» **Dataset records**:
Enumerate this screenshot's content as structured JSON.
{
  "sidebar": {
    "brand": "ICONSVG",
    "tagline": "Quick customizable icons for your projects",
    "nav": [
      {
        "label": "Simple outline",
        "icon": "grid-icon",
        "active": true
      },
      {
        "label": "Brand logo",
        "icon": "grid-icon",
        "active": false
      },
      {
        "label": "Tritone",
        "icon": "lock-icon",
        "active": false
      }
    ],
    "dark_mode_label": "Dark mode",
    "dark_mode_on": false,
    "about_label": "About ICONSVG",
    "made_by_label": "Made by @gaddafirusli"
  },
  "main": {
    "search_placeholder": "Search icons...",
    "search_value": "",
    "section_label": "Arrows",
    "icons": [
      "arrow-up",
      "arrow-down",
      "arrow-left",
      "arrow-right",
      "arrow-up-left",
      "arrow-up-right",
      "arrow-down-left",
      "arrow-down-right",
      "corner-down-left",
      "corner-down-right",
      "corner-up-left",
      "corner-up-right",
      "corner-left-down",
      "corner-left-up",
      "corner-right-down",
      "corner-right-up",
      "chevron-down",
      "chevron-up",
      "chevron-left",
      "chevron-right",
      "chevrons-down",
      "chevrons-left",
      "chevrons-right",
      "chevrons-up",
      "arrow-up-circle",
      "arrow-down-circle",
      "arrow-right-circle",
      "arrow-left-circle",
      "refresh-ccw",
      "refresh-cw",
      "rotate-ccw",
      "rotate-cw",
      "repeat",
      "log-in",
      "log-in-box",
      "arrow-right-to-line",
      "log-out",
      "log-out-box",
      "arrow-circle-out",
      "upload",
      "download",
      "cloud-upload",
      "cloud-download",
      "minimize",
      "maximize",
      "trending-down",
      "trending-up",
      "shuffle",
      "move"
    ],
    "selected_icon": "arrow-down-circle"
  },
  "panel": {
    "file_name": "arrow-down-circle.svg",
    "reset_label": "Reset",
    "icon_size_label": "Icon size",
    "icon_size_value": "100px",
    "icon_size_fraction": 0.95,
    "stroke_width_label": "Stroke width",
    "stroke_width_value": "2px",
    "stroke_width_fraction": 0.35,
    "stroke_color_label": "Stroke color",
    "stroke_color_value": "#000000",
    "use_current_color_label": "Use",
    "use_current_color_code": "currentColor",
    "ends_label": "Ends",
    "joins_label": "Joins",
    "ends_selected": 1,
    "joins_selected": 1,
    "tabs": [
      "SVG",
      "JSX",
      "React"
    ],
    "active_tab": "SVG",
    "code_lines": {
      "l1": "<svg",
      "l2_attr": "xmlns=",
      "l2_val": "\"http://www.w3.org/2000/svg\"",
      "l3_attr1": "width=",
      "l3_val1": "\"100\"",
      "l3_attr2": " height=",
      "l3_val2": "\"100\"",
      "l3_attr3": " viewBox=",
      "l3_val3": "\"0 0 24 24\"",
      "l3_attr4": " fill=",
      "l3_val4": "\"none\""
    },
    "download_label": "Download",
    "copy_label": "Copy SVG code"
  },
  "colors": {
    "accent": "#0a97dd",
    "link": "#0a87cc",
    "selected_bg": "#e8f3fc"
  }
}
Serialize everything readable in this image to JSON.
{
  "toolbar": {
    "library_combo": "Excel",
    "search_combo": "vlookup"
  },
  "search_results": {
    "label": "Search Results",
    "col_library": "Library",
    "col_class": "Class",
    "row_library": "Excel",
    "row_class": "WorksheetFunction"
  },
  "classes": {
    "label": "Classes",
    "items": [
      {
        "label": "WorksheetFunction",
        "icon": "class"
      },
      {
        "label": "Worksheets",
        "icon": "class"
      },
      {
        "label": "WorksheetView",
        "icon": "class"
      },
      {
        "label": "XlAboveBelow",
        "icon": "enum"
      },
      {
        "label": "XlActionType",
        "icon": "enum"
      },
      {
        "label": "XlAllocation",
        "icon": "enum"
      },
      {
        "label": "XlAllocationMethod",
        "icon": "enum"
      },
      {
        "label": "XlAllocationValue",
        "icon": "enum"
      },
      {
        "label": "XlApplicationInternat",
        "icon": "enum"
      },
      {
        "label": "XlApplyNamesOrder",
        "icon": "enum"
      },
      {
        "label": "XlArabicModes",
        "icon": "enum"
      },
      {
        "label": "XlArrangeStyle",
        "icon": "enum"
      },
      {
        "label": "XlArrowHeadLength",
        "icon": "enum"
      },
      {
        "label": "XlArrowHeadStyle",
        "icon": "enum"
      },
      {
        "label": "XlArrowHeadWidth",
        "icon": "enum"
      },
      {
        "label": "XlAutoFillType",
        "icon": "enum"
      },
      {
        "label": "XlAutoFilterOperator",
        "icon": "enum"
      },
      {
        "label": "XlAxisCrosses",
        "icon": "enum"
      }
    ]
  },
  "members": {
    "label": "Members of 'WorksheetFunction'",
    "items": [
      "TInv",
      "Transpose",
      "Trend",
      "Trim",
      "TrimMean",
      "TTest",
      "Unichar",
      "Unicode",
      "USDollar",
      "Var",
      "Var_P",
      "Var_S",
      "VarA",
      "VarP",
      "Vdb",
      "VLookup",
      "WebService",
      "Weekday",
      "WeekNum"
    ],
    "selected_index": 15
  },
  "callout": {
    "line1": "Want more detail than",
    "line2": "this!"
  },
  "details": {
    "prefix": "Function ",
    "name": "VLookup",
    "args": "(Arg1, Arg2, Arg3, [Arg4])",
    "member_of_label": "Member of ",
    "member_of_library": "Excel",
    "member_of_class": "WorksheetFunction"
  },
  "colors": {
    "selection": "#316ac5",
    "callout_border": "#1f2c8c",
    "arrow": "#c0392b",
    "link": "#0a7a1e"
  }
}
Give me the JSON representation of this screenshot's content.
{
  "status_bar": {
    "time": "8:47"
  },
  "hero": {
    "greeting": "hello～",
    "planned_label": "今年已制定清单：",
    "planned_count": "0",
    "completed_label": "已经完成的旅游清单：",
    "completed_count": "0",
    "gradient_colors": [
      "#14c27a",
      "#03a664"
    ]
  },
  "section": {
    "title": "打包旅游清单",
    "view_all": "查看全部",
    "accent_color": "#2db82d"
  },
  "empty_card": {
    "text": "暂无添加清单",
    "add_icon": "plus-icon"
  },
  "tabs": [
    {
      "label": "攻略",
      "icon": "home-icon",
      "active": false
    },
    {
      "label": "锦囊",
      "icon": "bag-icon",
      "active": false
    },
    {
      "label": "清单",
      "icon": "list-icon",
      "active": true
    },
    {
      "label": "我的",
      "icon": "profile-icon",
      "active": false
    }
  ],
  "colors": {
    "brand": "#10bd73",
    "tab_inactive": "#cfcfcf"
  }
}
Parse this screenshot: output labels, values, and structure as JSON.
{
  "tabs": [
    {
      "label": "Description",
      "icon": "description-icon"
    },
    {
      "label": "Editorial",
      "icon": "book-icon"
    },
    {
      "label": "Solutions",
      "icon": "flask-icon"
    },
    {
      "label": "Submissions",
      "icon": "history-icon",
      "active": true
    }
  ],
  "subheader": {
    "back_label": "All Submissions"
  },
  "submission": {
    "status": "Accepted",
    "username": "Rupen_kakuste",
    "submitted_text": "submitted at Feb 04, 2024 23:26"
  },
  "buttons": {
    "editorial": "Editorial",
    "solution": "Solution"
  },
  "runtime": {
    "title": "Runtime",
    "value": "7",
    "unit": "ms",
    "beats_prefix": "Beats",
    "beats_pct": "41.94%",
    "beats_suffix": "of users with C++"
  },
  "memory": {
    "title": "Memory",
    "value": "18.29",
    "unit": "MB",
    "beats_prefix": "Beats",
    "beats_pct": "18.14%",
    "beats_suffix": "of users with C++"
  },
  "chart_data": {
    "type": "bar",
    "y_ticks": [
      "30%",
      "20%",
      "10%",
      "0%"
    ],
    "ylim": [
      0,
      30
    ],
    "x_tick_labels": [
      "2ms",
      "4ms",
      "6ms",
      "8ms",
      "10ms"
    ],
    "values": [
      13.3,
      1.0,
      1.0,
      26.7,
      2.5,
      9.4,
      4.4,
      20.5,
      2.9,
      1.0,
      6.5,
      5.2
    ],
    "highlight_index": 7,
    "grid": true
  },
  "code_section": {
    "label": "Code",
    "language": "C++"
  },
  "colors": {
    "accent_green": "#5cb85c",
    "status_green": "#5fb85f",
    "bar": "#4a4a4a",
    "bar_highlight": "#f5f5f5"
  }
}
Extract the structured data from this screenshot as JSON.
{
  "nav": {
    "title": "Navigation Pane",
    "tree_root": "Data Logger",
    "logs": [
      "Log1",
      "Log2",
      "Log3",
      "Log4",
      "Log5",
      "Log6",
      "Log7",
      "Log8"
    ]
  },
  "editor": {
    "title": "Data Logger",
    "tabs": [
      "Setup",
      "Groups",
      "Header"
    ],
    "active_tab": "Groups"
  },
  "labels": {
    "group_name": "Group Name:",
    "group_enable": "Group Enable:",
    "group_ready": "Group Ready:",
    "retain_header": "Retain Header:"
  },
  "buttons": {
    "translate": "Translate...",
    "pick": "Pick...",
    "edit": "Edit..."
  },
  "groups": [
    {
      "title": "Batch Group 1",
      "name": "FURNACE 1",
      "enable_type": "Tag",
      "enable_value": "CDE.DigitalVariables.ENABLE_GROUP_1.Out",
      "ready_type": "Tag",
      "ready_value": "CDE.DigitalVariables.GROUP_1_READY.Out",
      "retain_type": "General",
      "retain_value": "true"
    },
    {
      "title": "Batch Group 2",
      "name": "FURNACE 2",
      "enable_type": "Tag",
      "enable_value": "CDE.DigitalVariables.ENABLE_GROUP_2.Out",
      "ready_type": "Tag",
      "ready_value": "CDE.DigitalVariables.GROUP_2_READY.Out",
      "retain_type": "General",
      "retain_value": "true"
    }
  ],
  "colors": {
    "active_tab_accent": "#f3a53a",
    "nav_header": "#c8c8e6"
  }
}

» **To do**:
Copy the lines from the entries above in which the word "JSON" appears.

» **Result below**:
Enumerate this screenshot's content as structured JSON.
Serialize everything readable in this image to JSON.
Give me the JSON representation of this screenshot's content.
Parse this screenshot: output labels, values, and structure as JSON.
Extract the structured data from this screenshot as JSON.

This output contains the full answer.